- Your goal -
Reproduce everything from the line containing "run-input[interactable] [117, 440, 149, 457]" down to the line containing "nbr-spectres-input[interactable]: 37 [117, 412, 157, 428]", exactly as they appear.

___ Exercise material ___

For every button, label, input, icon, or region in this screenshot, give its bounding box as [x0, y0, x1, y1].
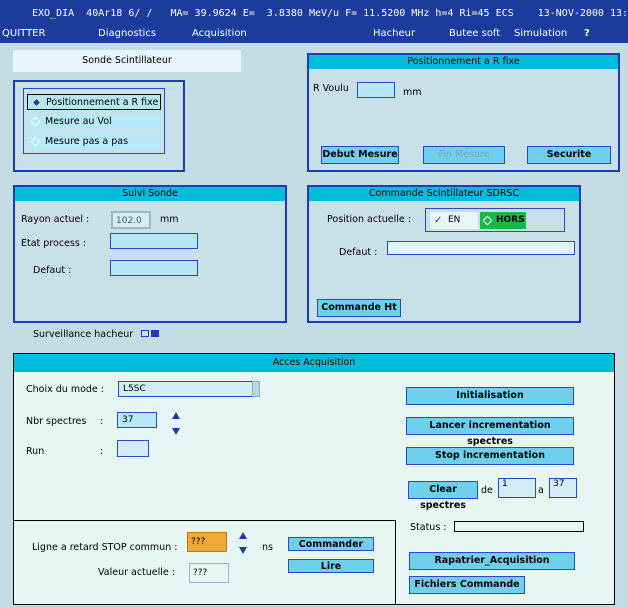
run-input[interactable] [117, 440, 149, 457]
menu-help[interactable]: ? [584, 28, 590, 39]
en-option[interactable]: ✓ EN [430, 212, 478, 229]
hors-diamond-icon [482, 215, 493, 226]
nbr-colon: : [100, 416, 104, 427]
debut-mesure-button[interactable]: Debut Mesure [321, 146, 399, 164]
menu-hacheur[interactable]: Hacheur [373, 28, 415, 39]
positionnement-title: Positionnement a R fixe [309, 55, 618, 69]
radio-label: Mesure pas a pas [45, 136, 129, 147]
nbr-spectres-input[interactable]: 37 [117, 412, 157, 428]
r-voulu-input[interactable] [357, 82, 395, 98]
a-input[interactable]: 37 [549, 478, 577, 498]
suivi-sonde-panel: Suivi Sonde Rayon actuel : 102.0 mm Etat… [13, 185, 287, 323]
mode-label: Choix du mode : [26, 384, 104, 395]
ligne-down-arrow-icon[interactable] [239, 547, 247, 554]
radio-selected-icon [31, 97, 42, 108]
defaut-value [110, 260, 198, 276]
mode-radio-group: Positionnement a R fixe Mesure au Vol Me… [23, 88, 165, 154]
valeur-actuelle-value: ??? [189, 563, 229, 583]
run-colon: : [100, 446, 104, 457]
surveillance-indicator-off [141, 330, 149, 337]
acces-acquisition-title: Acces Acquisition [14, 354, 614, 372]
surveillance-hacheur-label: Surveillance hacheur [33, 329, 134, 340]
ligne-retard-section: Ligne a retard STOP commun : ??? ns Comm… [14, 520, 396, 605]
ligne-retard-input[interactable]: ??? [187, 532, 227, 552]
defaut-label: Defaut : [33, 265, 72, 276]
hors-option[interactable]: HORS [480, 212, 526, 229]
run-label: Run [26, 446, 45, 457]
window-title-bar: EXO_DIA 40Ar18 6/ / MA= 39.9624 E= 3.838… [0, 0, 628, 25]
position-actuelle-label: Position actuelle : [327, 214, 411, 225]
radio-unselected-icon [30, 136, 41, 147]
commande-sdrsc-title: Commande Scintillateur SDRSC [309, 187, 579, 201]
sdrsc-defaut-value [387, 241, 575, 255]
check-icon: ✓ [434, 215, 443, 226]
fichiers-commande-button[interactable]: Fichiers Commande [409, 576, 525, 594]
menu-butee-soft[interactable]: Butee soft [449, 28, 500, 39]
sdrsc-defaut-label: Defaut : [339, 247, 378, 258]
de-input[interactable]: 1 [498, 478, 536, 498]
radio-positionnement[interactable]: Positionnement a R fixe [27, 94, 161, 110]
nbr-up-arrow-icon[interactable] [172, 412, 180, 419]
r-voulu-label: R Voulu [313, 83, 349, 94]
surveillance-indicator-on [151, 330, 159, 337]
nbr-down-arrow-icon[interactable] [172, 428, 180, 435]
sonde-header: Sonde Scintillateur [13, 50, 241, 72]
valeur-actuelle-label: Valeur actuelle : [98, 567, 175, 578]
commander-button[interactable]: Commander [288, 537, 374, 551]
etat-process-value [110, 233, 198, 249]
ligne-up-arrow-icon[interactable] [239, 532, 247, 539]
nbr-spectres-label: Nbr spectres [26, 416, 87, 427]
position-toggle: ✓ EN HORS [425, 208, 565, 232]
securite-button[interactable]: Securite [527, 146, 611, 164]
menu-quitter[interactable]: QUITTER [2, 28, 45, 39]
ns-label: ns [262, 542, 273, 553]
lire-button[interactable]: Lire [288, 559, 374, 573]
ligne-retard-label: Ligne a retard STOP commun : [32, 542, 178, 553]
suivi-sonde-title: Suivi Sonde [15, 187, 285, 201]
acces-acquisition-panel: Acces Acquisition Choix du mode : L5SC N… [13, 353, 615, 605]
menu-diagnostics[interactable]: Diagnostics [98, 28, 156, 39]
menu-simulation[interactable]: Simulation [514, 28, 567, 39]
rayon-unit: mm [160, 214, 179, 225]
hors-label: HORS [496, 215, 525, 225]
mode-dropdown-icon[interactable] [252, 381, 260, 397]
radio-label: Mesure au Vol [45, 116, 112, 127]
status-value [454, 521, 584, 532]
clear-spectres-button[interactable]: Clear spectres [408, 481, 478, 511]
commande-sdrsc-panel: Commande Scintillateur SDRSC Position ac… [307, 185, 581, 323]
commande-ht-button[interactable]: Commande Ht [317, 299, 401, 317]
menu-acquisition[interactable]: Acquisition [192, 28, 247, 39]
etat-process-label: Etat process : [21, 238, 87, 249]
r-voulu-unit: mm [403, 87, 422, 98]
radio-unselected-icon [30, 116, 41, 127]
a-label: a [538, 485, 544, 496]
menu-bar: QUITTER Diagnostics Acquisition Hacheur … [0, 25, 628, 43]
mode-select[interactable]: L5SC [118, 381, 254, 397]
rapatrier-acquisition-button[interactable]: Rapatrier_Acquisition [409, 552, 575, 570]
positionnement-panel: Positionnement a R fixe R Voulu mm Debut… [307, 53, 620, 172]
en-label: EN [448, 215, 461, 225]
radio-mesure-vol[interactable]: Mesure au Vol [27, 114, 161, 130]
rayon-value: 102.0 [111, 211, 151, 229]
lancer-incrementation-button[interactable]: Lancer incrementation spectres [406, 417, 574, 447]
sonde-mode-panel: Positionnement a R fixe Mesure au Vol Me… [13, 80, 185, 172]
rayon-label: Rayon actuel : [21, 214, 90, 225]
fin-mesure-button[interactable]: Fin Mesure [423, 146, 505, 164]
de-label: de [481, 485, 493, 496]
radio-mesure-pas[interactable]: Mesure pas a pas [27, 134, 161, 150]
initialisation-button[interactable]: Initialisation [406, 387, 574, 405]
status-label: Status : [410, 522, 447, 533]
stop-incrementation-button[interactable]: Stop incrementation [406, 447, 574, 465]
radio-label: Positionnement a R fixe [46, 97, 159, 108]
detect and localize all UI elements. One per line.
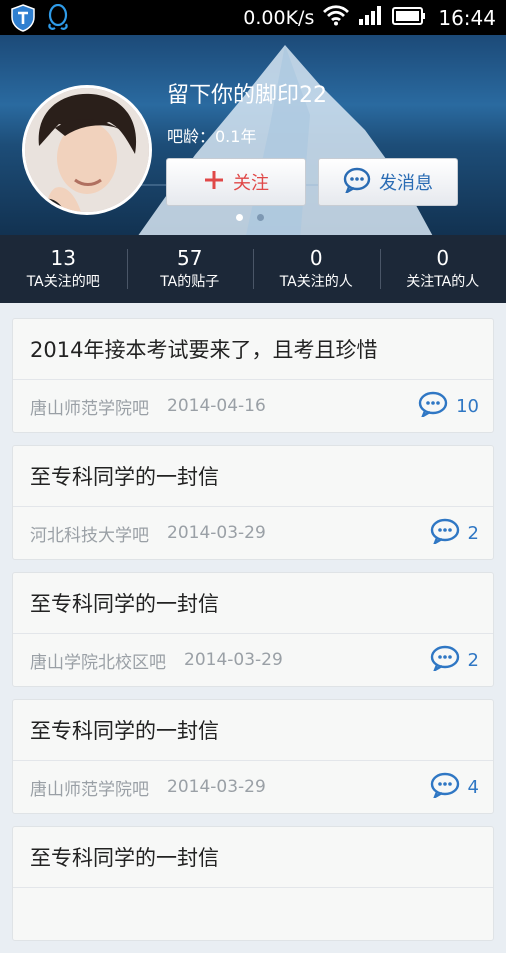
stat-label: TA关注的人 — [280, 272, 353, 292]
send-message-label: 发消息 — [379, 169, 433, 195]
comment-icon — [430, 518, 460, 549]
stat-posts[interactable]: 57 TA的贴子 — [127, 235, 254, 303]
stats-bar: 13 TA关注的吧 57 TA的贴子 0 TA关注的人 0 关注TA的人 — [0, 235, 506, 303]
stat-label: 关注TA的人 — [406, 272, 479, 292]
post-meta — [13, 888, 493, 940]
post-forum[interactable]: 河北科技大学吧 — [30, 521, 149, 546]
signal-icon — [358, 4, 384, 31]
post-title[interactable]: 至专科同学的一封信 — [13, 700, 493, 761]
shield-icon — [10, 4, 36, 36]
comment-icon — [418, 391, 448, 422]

___

- Response to the exercise -
run-input[interactable] [117, 440, 149, 457]
menu-help[interactable]: ? [584, 28, 590, 39]
en-option[interactable]: ✓ EN [430, 212, 478, 229]
hors-diamond-icon [482, 215, 493, 226]
nbr-colon: : [100, 416, 104, 427]
debut-mesure-button[interactable]: Debut Mesure [321, 146, 399, 164]
menu-hacheur[interactable]: Hacheur [373, 28, 415, 39]
positionnement-title: Positionnement a R fixe [309, 55, 618, 69]
radio-label: Mesure pas a pas [45, 136, 129, 147]
nbr-spectres-input[interactable]: 37 [117, 412, 157, 428]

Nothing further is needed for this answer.